» **TASK TO CARRY OUT**:
Skip every picture and copy only the lines from the one containing "Read this page and output its text content." to the final line of the records below.

» **SOURCE DATA**:
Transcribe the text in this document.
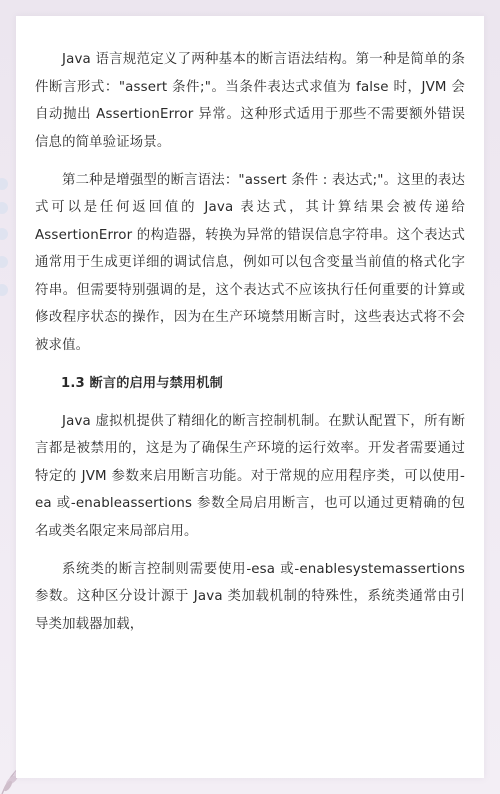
Java 语言规范定义了两种基本的断言语法结构。第一种是简单的条件断言形式："assert 条件;"。当条件表达式求值为 false 时，JVM 会自动抛出 AssertionError 异常。这种形式适用于那些不需要额外错误信息的简单验证场景。

第二种是增强型的断言语法："assert 条件 : 表达式;"。这里的表达式可以是任何返回值的 Java 表达式，其计算结果会被传递给 AssertionError 的构造器，转换为异常的错误信息字符串。这个表达式通常用于生成更详细的调试信息，例如可以包含变量当前值的格式化字符串。但需要特别强调的是，这个表达式不应该执行任何重要的计算或修改程序状态的操作，因为在生产环境禁用断言时，这些表达式将不会被求值。

1.3 断言的启用与禁用机制

Java 虚拟机提供了精细化的断言控制机制。在默认配置下，所有断言都是被禁用的，这是为了确保生产环境的运行效率。开发者需要通过特定的 JVM 参数来启用断言功能。对于常规的应用程序类，可以使用-ea 或-enableassertions 参数全局启用断言，也可以通过更精确的包名或类名限定来局部启用。

系统类的断言控制则需要使用-esa 或-enablesystemassertions 参数。这种区分设计源于 Java 类加载机制的特殊性，系统类通常由引导类加载器加载，
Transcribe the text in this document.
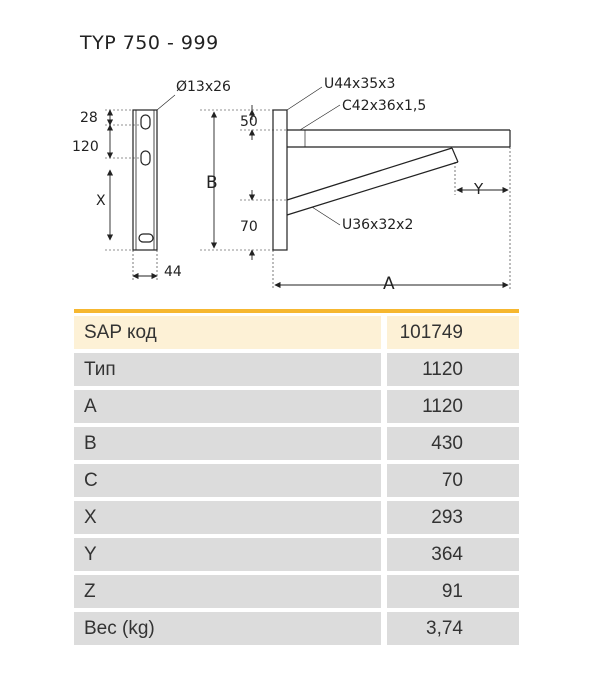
TYP 750 - 999
Ø13x26
28
120
X
44
50
B
70
A
Y
U44x35x3
C42x36x1,5
U36x32x2
SAP код	101749
Тип	1120
A	1120
B	430
C	70
X	293
Y	364
Z	91
Вес (kg)	3,74
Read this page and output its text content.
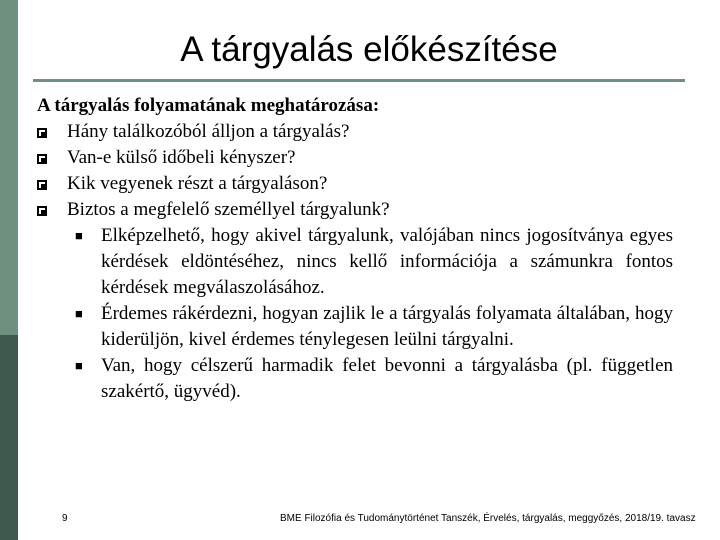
A tárgyalás előkészítése
A tárgyalás folyamatának meghatározása:
Hány találkozóból álljon a tárgyalás?
Van-e külső időbeli kényszer?
Kik vegyenek részt a tárgyaláson?
Biztos a megfelelő személlyel tárgyalunk?
■ Elképzelhető, hogy akivel tárgyalunk, valójában nincs jogosítványa egyes kérdések eldöntéséhez, nincs kellő információja a számunkra fontos kérdések megválaszolásához.
■ Érdemes rákérdezni, hogyan zajlik le a tárgyalás folyamata általában, hogy kiderüljön, kivel érdemes ténylegesen leülni tárgyalni.
■ Van, hogy célszerű harmadik felet bevonni a tárgyalásba (pl. független szakértő, ügyvéd).
9	BME Filozófia és Tudománytörténet Tanszék, Érvelés, tárgyalás, meggyőzés, 2018/19. tavasz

» **RESPONSE TO THIS TASK**:
Read this page and output its text content.
A tárgyalás előkészítése
A tárgyalás folyamatának meghatározása:
Hány találkozóból álljon a tárgyalás?
Van-e külső időbeli kényszer?
Kik vegyenek részt a tárgyaláson?
Biztos a megfelelő személlyel tárgyalunk?
■ Elképzelhető, hogy akivel tárgyalunk, valójában nincs jogosítványa egyes kérdések eldöntéséhez, nincs kellő információja a számunkra fontos kérdések megválaszolásához.
■ Érdemes rákérdezni, hogyan zajlik le a tárgyalás folyamata általában, hogy kiderüljön, kivel érdemes ténylegesen leülni tárgyalni.
■ Van, hogy célszerű harmadik felet bevonni a tárgyalásba (pl. független szakértő, ügyvéd).
9	BME Filozófia és Tudománytörténet Tanszék, Érvelés, tárgyalás, meggyőzés, 2018/19. tavasz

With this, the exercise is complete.